** Begin **

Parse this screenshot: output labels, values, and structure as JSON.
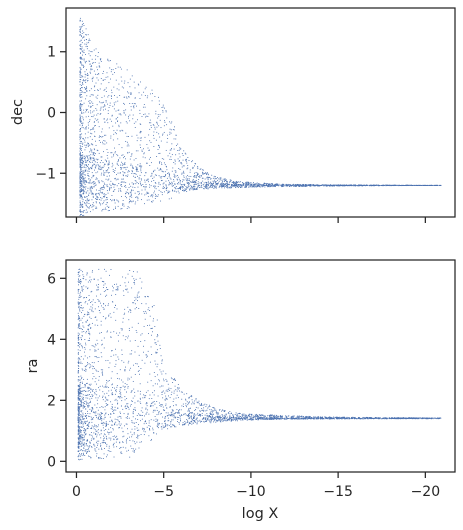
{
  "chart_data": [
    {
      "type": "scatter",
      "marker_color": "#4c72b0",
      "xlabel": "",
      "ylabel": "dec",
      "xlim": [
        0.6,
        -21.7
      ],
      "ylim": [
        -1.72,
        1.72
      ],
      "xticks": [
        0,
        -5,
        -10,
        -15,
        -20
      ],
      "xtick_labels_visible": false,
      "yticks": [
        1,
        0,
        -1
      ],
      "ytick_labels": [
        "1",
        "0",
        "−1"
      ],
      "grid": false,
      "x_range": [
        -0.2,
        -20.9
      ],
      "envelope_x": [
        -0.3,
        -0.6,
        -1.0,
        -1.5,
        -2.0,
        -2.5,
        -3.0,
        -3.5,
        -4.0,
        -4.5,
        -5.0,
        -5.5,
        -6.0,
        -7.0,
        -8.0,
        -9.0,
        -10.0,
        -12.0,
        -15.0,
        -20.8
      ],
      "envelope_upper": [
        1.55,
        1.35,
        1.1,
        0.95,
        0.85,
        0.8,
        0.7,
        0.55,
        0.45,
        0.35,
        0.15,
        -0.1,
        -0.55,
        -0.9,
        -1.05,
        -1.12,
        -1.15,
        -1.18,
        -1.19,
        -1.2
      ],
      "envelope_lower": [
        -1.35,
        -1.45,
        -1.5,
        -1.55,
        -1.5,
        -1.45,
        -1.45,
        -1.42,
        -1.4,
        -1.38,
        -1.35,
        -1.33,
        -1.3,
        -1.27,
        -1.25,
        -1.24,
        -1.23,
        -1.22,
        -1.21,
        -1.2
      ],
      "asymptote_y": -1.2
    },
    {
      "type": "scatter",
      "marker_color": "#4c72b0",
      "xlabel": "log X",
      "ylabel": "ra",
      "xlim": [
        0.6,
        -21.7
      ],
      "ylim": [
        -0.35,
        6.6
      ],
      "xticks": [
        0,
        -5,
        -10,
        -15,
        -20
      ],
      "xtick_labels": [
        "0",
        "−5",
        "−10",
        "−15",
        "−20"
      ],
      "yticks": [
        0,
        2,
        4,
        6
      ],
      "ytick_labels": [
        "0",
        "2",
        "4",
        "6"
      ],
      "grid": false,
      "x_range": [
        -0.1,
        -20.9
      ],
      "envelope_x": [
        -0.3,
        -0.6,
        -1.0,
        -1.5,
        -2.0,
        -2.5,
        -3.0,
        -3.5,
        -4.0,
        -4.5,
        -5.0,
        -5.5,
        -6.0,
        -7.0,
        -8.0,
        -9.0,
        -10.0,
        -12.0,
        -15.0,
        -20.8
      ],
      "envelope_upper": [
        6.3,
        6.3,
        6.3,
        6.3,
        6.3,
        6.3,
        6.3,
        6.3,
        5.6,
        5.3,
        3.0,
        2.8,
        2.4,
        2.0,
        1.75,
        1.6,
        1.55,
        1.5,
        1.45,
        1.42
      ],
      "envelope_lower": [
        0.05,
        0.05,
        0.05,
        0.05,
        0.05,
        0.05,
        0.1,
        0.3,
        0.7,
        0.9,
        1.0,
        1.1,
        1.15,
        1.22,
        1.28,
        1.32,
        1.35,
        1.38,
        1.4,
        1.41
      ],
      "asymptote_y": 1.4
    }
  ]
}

** End **

> _GOAL_
Pictures in the records above are left out; print everything else exactly as written.

> _TASK OUTPUT_
Parse this screenshot: output labels, values, and structure as JSON.
{
  "chart_data": [
    {
      "type": "scatter",
      "marker_color": "#4c72b0",
      "xlabel": "",
      "ylabel": "dec",
      "xlim": [
        0.6,
        -21.7
      ],
      "ylim": [
        -1.72,
        1.72
      ],
      "xticks": [
        0,
        -5,
        -10,
        -15,
        -20
      ],
      "xtick_labels_visible": false,
      "yticks": [
        1,
        0,
        -1
      ],
      "ytick_labels": [
        "1",
        "0",
        "−1"
      ],
      "grid": false,
      "x_range": [
        -0.2,
        -20.9
      ],
      "envelope_x": [
        -0.3,
        -0.6,
        -1.0,
        -1.5,
        -2.0,
        -2.5,
        -3.0,
        -3.5,
        -4.0,
        -4.5,
        -5.0,
        -5.5,
        -6.0,
        -7.0,
        -8.0,
        -9.0,
        -10.0,
        -12.0,
        -15.0,
        -20.8
      ],
      "envelope_upper": [
        1.55,
        1.35,
        1.1,
        0.95,
        0.85,
        0.8,
        0.7,
        0.55,
        0.45,
        0.35,
        0.15,
        -0.1,
        -0.55,
        -0.9,
        -1.05,
        -1.12,
        -1.15,
        -1.18,
        -1.19,
        -1.2
      ],
      "envelope_lower": [
        -1.35,
        -1.45,
        -1.5,
        -1.55,
        -1.5,
        -1.45,
        -1.45,
        -1.42,
        -1.4,
        -1.38,
        -1.35,
        -1.33,
        -1.3,
        -1.27,
        -1.25,
        -1.24,
        -1.23,
        -1.22,
        -1.21,
        -1.2
      ],
      "asymptote_y": -1.2
    },
    {
      "type": "scatter",
      "marker_color": "#4c72b0",
      "xlabel": "log X",
      "ylabel": "ra",
      "xlim": [
        0.6,
        -21.7
      ],
      "ylim": [
        -0.35,
        6.6
      ],
      "xticks": [
        0,
        -5,
        -10,
        -15,
        -20
      ],
      "xtick_labels": [
        "0",
        "−5",
        "−10",
        "−15",
        "−20"
      ],
      "yticks": [
        0,
        2,
        4,
        6
      ],
      "ytick_labels": [
        "0",
        "2",
        "4",
        "6"
      ],
      "grid": false,
      "x_range": [
        -0.1,
        -20.9
      ],
      "envelope_x": [
        -0.3,
        -0.6,
        -1.0,
        -1.5,
        -2.0,
        -2.5,
        -3.0,
        -3.5,
        -4.0,
        -4.5,
        -5.0,
        -5.5,
        -6.0,
        -7.0,
        -8.0,
        -9.0,
        -10.0,
        -12.0,
        -15.0,
        -20.8
      ],
      "envelope_upper": [
        6.3,
        6.3,
        6.3,
        6.3,
        6.3,
        6.3,
        6.3,
        6.3,
        5.6,
        5.3,
        3.0,
        2.8,
        2.4,
        2.0,
        1.75,
        1.6,
        1.55,
        1.5,
        1.45,
        1.42
      ],
      "envelope_lower": [
        0.05,
        0.05,
        0.05,
        0.05,
        0.05,
        0.05,
        0.1,
        0.3,
        0.7,
        0.9,
        1.0,
        1.1,
        1.15,
        1.22,
        1.28,
        1.32,
        1.35,
        1.38,
        1.4,
        1.41
      ],
      "asymptote_y": 1.4
    }
  ]
}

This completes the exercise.